WHAT YOU ARE ASKED TO DO - Gather up the lines with the word "alif" in them.

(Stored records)
+---+
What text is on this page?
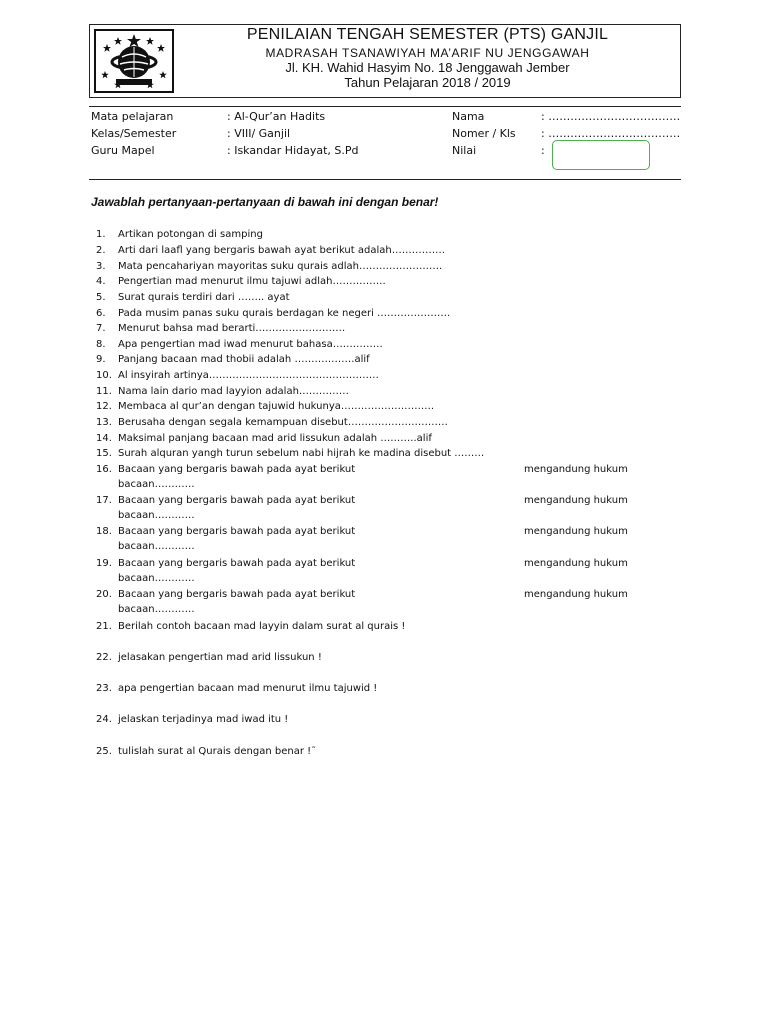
PENILAIAN TENGAH SEMESTER (PTS) GANJIL
MADRASAH TSANAWIYAH MA’ARIF NU JENGGAWAH
Jl. KH. Wahid Hasyim No. 18 Jenggawah Jember
Tahun Pelajaran 2018 / 2019
Mata pelajaran	: Al-Qur’an Hadits
Kelas/Semester	: VIII/ Ganjil
Guru Mapel	: Iskandar Hidayat, S.Pd
Nama	: ………………………………
Nomer / Kls : ………………………………
Nilai	:
Jawablah pertanyaan-pertanyaan di bawah ini dengan benar!
1.	Artikan potongan di samping
2.	Arti dari laafl yang bergaris bawah ayat berikut adalah…………….
3.	Mata pencahariyan mayoritas suku qurais adlah…………………….
4.	Pengertian mad menurut ilmu tajuwi adlah…………….
5.	Surat qurais terdiri dari …….. ayat
6.	Pada musim panas suku qurais berdagan ke negeri ………………….
7.	Menurut bahsa mad berarti………………………
8.	Apa pengertian mad iwad menurut bahasa……………
9.	Panjang bacaan mad thobii adalah ………………alif
10. Al insyirah artinya……………………………………………
11. Nama lain dario mad layyion adalah……………
12. Membaca al qur’an dengan tajuwid hukunya……………………….
13. Berusaha dengan segala kemampuan disebut…………………………
14. Maksimal panjang bacaan mad arid lissukun adalah ………..alif
15. Surah alquran yangh turun sebelum nabi hijrah ke madina disebut ………
16. Bacaan yang bergaris bawah pada ayat berikut	mengandung hukum
bacaan…………
17. Bacaan yang bergaris bawah pada ayat berikut	mengandung hukum
bacaan…………
18. Bacaan yang bergaris bawah pada ayat berikut	mengandung hukum
bacaan…………
19. Bacaan yang bergaris bawah pada ayat berikut	mengandung hukum
bacaan…………
20. Bacaan yang bergaris bawah pada ayat berikut	mengandung hukum
bacaan…………
21. Berilah contoh bacaan mad layyin dalam surat al qurais !
22. jelasakan pengertian mad arid lissukun !
23. apa pengertian bacaan mad menurut ilmu tajuwid !
24. jelaskan terjadinya mad iwad itu !
25. tulislah surat al Qurais dengan benar !˜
+---+
EXPECTED OUTPUT -
9.	Panjang bacaan mad thobii adalah ………………alif
14. Maksimal panjang bacaan mad arid lissukun adalah ………..alif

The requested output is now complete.